# SET TASK
Copy every line of the records below that holds the word "houses".

# GIVEN RECORDS

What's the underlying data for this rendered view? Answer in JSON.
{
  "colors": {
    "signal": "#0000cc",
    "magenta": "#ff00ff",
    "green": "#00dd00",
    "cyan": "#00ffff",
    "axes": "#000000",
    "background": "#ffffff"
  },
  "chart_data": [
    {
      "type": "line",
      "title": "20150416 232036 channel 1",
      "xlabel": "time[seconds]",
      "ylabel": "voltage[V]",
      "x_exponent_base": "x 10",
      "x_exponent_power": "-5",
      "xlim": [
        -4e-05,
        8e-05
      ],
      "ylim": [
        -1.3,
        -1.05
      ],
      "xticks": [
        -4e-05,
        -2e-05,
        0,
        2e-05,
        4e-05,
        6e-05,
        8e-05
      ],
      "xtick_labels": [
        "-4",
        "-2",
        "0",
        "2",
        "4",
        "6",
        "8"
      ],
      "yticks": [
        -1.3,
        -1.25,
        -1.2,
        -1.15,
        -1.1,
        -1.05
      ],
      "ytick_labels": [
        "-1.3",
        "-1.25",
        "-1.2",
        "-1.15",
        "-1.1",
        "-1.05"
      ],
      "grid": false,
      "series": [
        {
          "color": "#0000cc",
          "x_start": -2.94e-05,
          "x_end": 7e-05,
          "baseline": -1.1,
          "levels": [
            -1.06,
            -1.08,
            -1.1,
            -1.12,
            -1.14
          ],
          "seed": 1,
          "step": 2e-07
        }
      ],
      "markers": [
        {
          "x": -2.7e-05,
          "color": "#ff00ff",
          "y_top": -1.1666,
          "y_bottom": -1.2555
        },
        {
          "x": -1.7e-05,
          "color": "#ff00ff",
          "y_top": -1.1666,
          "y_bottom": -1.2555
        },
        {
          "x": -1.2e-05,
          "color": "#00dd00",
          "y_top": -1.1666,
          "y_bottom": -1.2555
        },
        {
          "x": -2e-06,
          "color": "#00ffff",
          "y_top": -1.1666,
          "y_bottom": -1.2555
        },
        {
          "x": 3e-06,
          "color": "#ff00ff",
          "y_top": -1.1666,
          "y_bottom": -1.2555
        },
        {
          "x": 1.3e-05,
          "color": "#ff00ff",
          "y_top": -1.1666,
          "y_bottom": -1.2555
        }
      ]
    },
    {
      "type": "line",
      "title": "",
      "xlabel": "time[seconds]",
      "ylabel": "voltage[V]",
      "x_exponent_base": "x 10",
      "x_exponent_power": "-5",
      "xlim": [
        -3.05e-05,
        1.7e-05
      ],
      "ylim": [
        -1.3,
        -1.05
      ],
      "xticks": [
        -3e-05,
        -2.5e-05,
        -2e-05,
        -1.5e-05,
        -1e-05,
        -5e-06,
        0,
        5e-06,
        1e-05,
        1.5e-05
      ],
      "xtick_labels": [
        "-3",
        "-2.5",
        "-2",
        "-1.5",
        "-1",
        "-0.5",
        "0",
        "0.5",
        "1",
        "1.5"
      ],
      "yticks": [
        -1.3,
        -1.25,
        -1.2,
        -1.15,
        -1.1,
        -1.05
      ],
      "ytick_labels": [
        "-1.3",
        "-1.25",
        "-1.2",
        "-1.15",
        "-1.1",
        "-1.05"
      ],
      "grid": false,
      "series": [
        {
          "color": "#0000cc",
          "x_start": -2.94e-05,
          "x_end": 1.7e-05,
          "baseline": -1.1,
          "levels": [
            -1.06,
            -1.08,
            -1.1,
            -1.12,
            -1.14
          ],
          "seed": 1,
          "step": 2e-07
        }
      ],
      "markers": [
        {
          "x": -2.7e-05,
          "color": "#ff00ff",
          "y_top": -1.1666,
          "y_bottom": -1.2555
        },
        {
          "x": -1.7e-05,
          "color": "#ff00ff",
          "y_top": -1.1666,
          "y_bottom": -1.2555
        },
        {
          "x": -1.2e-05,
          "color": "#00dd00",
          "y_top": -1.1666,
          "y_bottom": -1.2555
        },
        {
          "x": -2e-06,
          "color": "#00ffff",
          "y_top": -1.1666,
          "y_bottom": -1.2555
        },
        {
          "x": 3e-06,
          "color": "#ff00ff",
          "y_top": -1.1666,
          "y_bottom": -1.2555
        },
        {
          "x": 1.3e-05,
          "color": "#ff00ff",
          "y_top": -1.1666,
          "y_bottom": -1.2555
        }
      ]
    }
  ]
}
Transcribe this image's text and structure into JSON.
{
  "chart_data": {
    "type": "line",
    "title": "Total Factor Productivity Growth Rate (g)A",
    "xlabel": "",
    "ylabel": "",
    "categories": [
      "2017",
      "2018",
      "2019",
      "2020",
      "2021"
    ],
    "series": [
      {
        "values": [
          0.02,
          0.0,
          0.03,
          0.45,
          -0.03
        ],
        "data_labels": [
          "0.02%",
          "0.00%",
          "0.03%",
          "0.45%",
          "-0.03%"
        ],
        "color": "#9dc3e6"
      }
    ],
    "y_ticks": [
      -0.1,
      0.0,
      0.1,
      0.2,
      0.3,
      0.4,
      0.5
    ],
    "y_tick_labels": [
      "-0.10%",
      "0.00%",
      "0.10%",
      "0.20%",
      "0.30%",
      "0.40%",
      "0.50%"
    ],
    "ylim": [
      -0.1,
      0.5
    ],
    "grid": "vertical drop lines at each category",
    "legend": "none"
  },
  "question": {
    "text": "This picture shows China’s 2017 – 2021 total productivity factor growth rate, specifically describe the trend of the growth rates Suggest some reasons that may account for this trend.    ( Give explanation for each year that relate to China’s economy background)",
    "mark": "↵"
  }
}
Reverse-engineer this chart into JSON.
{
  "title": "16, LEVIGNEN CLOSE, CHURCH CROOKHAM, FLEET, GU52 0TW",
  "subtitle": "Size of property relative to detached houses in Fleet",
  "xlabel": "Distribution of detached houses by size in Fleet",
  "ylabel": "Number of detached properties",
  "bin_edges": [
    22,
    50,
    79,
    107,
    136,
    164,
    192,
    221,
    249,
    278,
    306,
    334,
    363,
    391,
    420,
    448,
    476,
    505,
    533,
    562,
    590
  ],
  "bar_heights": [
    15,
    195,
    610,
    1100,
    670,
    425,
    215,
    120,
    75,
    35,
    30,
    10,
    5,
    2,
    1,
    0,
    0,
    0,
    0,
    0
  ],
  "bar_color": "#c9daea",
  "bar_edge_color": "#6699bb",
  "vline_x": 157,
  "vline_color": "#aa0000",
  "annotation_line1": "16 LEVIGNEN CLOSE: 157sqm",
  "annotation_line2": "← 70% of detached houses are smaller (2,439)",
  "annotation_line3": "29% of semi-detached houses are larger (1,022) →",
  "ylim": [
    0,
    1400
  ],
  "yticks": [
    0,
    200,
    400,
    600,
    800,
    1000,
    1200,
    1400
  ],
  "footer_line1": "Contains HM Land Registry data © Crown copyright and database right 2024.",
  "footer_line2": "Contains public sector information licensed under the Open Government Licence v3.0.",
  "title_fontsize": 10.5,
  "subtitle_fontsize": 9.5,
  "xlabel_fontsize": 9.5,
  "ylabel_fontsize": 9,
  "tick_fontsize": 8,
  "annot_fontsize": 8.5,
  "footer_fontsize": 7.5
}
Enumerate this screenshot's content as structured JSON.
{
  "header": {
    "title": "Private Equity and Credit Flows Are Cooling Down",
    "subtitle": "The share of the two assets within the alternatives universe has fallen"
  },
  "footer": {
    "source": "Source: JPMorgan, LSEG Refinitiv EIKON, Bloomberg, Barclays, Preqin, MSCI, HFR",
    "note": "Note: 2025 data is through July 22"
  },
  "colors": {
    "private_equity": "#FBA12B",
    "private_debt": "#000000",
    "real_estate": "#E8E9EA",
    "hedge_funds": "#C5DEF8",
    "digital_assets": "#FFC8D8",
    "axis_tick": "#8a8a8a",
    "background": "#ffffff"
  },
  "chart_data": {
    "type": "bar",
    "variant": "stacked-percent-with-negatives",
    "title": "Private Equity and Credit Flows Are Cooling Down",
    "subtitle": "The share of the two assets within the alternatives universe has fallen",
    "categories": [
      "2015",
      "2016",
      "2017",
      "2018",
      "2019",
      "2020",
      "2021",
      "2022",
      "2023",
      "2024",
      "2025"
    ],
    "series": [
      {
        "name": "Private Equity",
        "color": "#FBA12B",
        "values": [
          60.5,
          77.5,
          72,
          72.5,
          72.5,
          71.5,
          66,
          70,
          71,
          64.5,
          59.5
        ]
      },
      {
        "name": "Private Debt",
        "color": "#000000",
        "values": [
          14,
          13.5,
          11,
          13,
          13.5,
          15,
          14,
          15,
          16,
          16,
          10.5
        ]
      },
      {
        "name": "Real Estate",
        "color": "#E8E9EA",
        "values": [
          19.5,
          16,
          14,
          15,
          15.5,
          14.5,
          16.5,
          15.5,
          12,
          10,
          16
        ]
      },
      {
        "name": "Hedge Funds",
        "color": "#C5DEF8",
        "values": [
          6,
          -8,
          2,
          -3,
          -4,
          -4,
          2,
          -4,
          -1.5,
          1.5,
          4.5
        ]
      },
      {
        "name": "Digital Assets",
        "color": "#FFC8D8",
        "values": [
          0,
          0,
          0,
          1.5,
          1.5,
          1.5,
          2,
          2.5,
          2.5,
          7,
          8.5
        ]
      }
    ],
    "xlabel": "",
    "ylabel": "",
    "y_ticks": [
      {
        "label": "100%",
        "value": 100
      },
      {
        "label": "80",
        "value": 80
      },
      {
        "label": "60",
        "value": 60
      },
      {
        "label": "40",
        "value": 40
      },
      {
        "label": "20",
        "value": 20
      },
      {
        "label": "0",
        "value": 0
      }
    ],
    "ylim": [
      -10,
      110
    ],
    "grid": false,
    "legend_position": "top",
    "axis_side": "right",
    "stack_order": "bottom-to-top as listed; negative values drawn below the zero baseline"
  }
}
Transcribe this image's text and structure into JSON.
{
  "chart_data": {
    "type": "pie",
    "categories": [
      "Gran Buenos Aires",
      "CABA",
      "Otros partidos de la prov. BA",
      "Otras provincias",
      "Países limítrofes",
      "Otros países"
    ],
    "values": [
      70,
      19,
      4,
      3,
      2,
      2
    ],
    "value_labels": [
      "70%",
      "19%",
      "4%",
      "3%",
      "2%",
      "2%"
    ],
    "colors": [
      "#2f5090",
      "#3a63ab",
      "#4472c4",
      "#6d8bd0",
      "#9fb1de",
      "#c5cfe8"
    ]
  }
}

# COMPLETED TASK
  "subtitle": "Size of property relative to detached houses in Fleet",
  "xlabel": "Distribution of detached houses by size in Fleet",
  "annotation_line2": "← 70% of detached houses are smaller (2,439)",
  "annotation_line3": "29% of semi-detached houses are larger (1,022) →",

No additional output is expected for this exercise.